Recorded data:
## start
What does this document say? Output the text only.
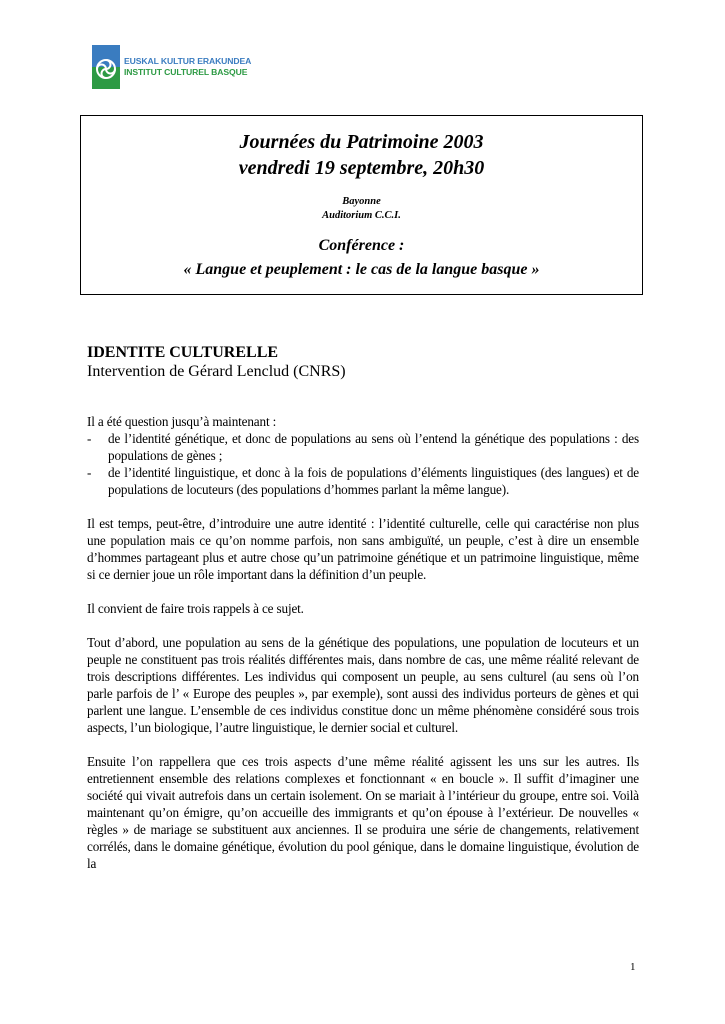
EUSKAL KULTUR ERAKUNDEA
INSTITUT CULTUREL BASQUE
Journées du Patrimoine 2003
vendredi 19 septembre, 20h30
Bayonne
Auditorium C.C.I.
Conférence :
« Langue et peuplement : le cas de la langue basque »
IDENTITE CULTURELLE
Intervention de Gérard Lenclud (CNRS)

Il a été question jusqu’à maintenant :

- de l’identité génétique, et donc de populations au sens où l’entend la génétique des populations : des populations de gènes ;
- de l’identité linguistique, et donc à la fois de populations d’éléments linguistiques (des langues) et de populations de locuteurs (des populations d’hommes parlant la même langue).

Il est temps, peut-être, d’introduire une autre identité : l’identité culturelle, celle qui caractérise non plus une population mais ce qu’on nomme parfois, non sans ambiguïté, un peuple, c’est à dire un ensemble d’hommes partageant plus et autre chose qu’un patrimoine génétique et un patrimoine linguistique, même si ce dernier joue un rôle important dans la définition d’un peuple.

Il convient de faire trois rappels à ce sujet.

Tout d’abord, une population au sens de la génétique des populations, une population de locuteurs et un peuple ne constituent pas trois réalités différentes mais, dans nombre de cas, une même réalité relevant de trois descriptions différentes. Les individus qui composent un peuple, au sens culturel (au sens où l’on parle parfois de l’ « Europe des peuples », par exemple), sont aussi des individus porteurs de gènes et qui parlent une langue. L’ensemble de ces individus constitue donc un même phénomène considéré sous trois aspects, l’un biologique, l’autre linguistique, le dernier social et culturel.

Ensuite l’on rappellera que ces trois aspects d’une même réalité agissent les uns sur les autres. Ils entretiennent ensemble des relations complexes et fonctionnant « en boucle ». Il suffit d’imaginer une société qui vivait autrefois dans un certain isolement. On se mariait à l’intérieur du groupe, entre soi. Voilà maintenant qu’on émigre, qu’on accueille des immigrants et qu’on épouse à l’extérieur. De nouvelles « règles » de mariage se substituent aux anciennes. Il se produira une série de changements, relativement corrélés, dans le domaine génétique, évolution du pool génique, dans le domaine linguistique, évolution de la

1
## end
Print the complete listing exactly as it stands, without its pictures.

SOLUTION BELOW:
What does this document say? Output the text only.
EUSKAL KULTUR ERAKUNDEA
INSTITUT CULTUREL BASQUE
Journées du Patrimoine 2003
vendredi 19 septembre, 20h30
Bayonne
Auditorium C.C.I.
Conférence :
« Langue et peuplement : le cas de la langue basque »
IDENTITE CULTURELLE
Intervention de Gérard Lenclud (CNRS)

Il a été question jusqu’à maintenant :

- de l’identité génétique, et donc de populations au sens où l’entend la génétique des populations : des populations de gènes ;
- de l’identité linguistique, et donc à la fois de populations d’éléments linguistiques (des langues) et de populations de locuteurs (des populations d’hommes parlant la même langue).

Il est temps, peut-être, d’introduire une autre identité : l’identité culturelle, celle qui caractérise non plus une population mais ce qu’on nomme parfois, non sans ambiguïté, un peuple, c’est à dire un ensemble d’hommes partageant plus et autre chose qu’un patrimoine génétique et un patrimoine linguistique, même si ce dernier joue un rôle important dans la définition d’un peuple.

Il convient de faire trois rappels à ce sujet.

Tout d’abord, une population au sens de la génétique des populations, une population de locuteurs et un peuple ne constituent pas trois réalités différentes mais, dans nombre de cas, une même réalité relevant de trois descriptions différentes. Les individus qui composent un peuple, au sens culturel (au sens où l’on parle parfois de l’ « Europe des peuples », par exemple), sont aussi des individus porteurs de gènes et qui parlent une langue. L’ensemble de ces individus constitue donc un même phénomène considéré sous trois aspects, l’un biologique, l’autre linguistique, le dernier social et culturel.

Ensuite l’on rappellera que ces trois aspects d’une même réalité agissent les uns sur les autres. Ils entretiennent ensemble des relations complexes et fonctionnant « en boucle ». Il suffit d’imaginer une société qui vivait autrefois dans un certain isolement. On se mariait à l’intérieur du groupe, entre soi. Voilà maintenant qu’on émigre, qu’on accueille des immigrants et qu’on épouse à l’extérieur. De nouvelles « règles » de mariage se substituent aux anciennes. Il se produira une série de changements, relativement corrélés, dans le domaine génétique, évolution du pool génique, dans le domaine linguistique, évolution de la

1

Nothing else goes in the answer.